Stored rows -
- - - - - - -

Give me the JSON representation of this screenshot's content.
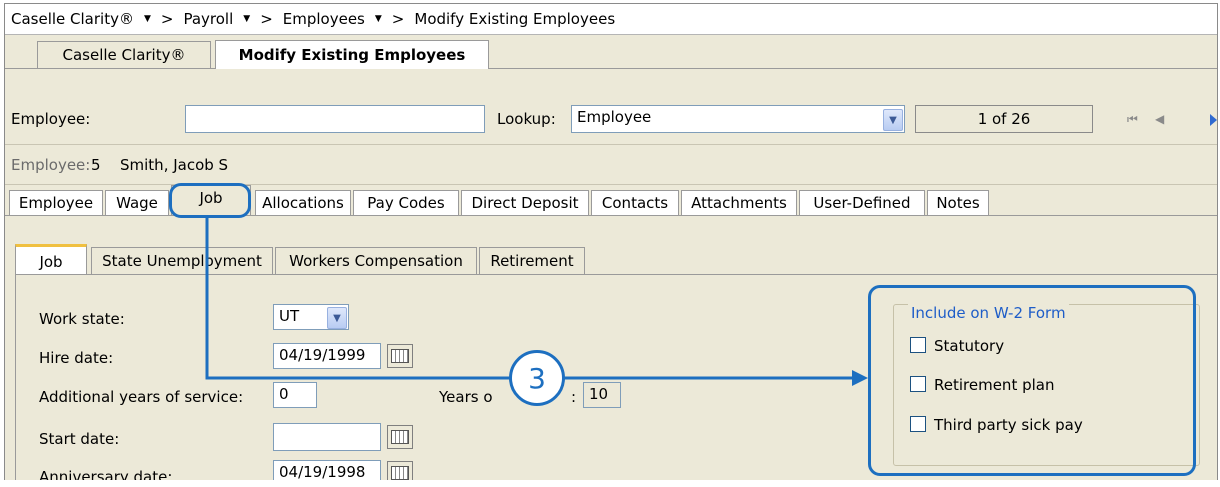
{
  "breadcrumb": {
    "items": [
      "Caselle Clarity®",
      "Payroll",
      "Employees",
      "Modify Existing Employees"
    ],
    "separator": ">",
    "arrow": "▼"
  },
  "doc_tabs": [
    "Caselle Clarity®",
    "Modify Existing Employees"
  ],
  "employee_row": {
    "employee_label": "Employee:",
    "employee_value": "",
    "lookup_label": "Lookup:",
    "lookup_value": "Employee",
    "record_position": "1 of 26"
  },
  "employee_info": {
    "label": "Employee:",
    "number": "5",
    "name": "Smith, Jacob S"
  },
  "record_tabs": [
    "Employee",
    "Wage",
    "Job",
    "Allocations",
    "Pay Codes",
    "Direct Deposit",
    "Contacts",
    "Attachments",
    "User-Defined",
    "Notes"
  ],
  "job_subtabs": [
    "Job",
    "State Unemployment",
    "Workers Compensation",
    "Retirement"
  ],
  "job_form": {
    "work_state_label": "Work state:",
    "work_state_value": "UT",
    "hire_date_label": "Hire date:",
    "hire_date_value": "04/19/1999",
    "additional_years_label": "Additional years of service:",
    "additional_years_value": "0",
    "years_of_service_label": "Years o",
    "years_of_service_suffix": ":",
    "years_of_service_value": "10",
    "start_date_label": "Start date:",
    "start_date_value": "",
    "anniversary_date_label": "Anniversary date:",
    "anniversary_date_value": "04/19/1998"
  },
  "w2_group": {
    "title": "Include on W-2 Form",
    "options": [
      {
        "label": "Statutory",
        "checked": false
      },
      {
        "label": "Retirement plan",
        "checked": false
      },
      {
        "label": "Third party sick pay",
        "checked": false
      }
    ]
  },
  "callout": {
    "number": "3",
    "color": "#1d6fc0"
  }
}
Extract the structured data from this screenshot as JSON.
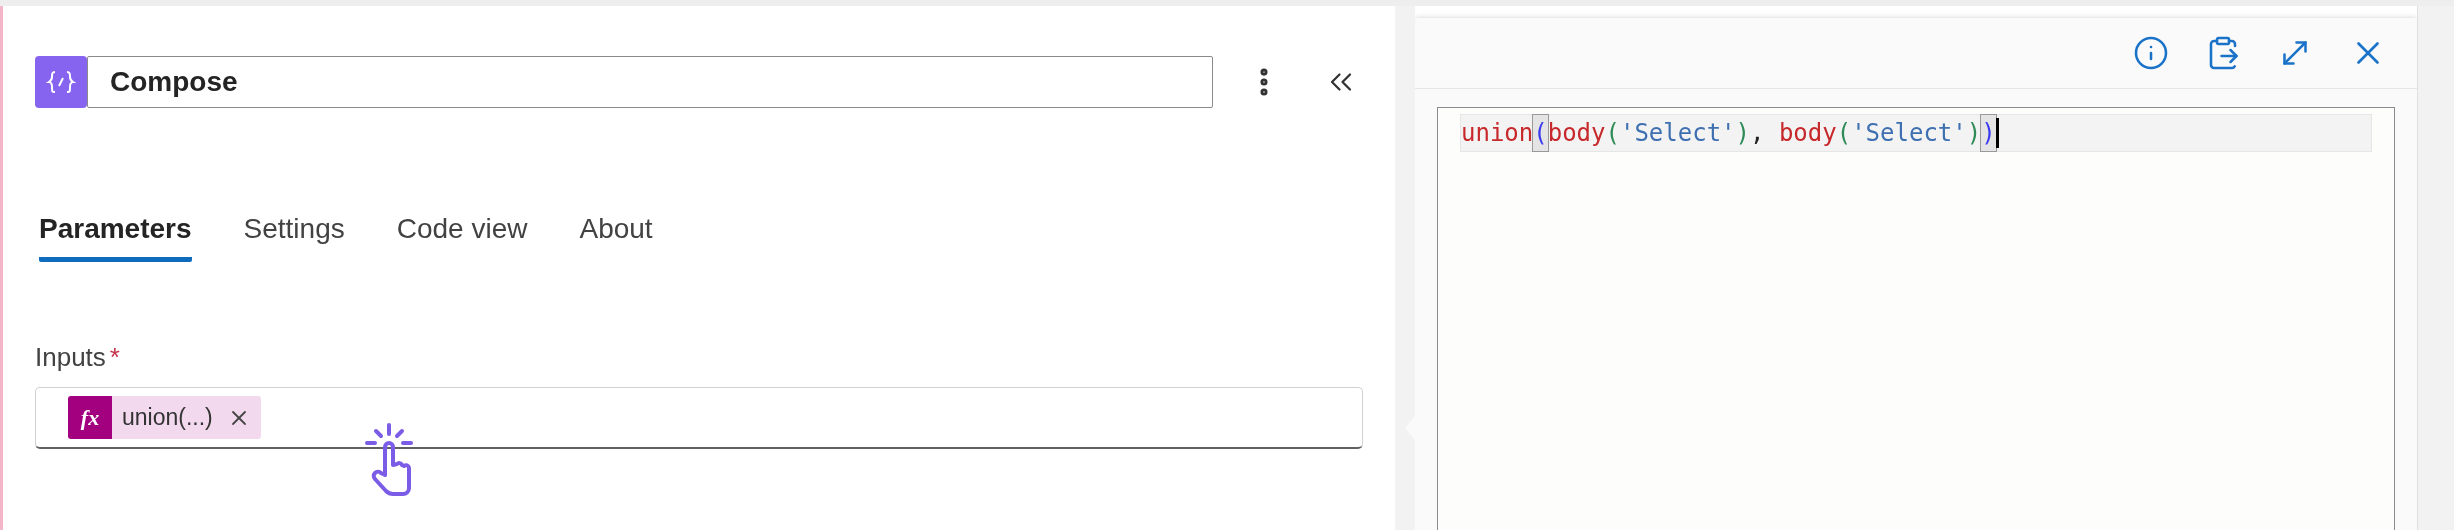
{
  "action": {
    "title": "Compose"
  },
  "tabs": [
    {
      "label": "Parameters",
      "selected": true
    },
    {
      "label": "Settings",
      "selected": false
    },
    {
      "label": "Code view",
      "selected": false
    },
    {
      "label": "About",
      "selected": false
    }
  ],
  "inputs": {
    "label": "Inputs",
    "required_mark": "*",
    "token": {
      "icon": "fx",
      "label": "union(...)"
    }
  },
  "editor": {
    "code": [
      {
        "text": "union",
        "kind": "fn",
        "matched": false
      },
      {
        "text": "(",
        "kind": "bracket1",
        "matched": true
      },
      {
        "text": "body",
        "kind": "fn",
        "matched": false
      },
      {
        "text": "(",
        "kind": "bracket2",
        "matched": false
      },
      {
        "text": "'Select'",
        "kind": "str",
        "matched": false
      },
      {
        "text": ")",
        "kind": "bracket2",
        "matched": false
      },
      {
        "text": ", ",
        "kind": "punct",
        "matched": false
      },
      {
        "text": "body",
        "kind": "fn",
        "matched": false
      },
      {
        "text": "(",
        "kind": "bracket2",
        "matched": false
      },
      {
        "text": "'Select'",
        "kind": "str",
        "matched": false
      },
      {
        "text": ")",
        "kind": "bracket2",
        "matched": false
      },
      {
        "text": ")",
        "kind": "bracket1",
        "matched": true
      }
    ]
  }
}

- - - - - - -

Brief - The material above holds pictures; copy everything else in it exactly.

Problem solution -
Give me the JSON representation of this screenshot's content.
{
  "breadcrumb": {
    "items": [
      "Caselle Clarity®",
      "Payroll",
      "Employees",
      "Modify Existing Employees"
    ],
    "separator": ">",
    "arrow": "▼"
  },
  "doc_tabs": [
    "Caselle Clarity®",
    "Modify Existing Employees"
  ],
  "employee_row": {
    "employee_label": "Employee:",
    "employee_value": "",
    "lookup_label": "Lookup:",
    "lookup_value": "Employee",
    "record_position": "1 of 26"
  },
  "employee_info": {
    "label": "Employee:",
    "number": "5",
    "name": "Smith, Jacob S"
  },
  "record_tabs": [
    "Employee",
    "Wage",
    "Job",
    "Allocations",
    "Pay Codes",
    "Direct Deposit",
    "Contacts",
    "Attachments",
    "User-Defined",
    "Notes"
  ],
  "job_subtabs": [
    "Job",
    "State Unemployment",
    "Workers Compensation",
    "Retirement"
  ],
  "job_form": {
    "work_state_label": "Work state:",
    "work_state_value": "UT",
    "hire_date_label": "Hire date:",
    "hire_date_value": "04/19/1999",
    "additional_years_label": "Additional years of service:",
    "additional_years_value": "0",
    "years_of_service_label": "Years o",
    "years_of_service_suffix": ":",
    "years_of_service_value": "10",
    "start_date_label": "Start date:",
    "start_date_value": "",
    "anniversary_date_label": "Anniversary date:",
    "anniversary_date_value": "04/19/1998"
  },
  "w2_group": {
    "title": "Include on W-2 Form",
    "options": [
      {
        "label": "Statutory",
        "checked": false
      },
      {
        "label": "Retirement plan",
        "checked": false
      },
      {
        "label": "Third party sick pay",
        "checked": false
      }
    ]
  },
  "callout": {
    "number": "3",
    "color": "#1d6fc0"
  }
}
Extract the structured data from this screenshot as JSON.
{
  "action": {
    "title": "Compose"
  },
  "tabs": [
    {
      "label": "Parameters",
      "selected": true
    },
    {
      "label": "Settings",
      "selected": false
    },
    {
      "label": "Code view",
      "selected": false
    },
    {
      "label": "About",
      "selected": false
    }
  ],
  "inputs": {
    "label": "Inputs",
    "required_mark": "*",
    "token": {
      "icon": "fx",
      "label": "union(...)"
    }
  },
  "editor": {
    "code": [
      {
        "text": "union",
        "kind": "fn",
        "matched": false
      },
      {
        "text": "(",
        "kind": "bracket1",
        "matched": true
      },
      {
        "text": "body",
        "kind": "fn",
        "matched": false
      },
      {
        "text": "(",
        "kind": "bracket2",
        "matched": false
      },
      {
        "text": "'Select'",
        "kind": "str",
        "matched": false
      },
      {
        "text": ")",
        "kind": "bracket2",
        "matched": false
      },
      {
        "text": ", ",
        "kind": "punct",
        "matched": false
      },
      {
        "text": "body",
        "kind": "fn",
        "matched": false
      },
      {
        "text": "(",
        "kind": "bracket2",
        "matched": false
      },
      {
        "text": "'Select'",
        "kind": "str",
        "matched": false
      },
      {
        "text": ")",
        "kind": "bracket2",
        "matched": false
      },
      {
        "text": ")",
        "kind": "bracket1",
        "matched": true
      }
    ]
  }
}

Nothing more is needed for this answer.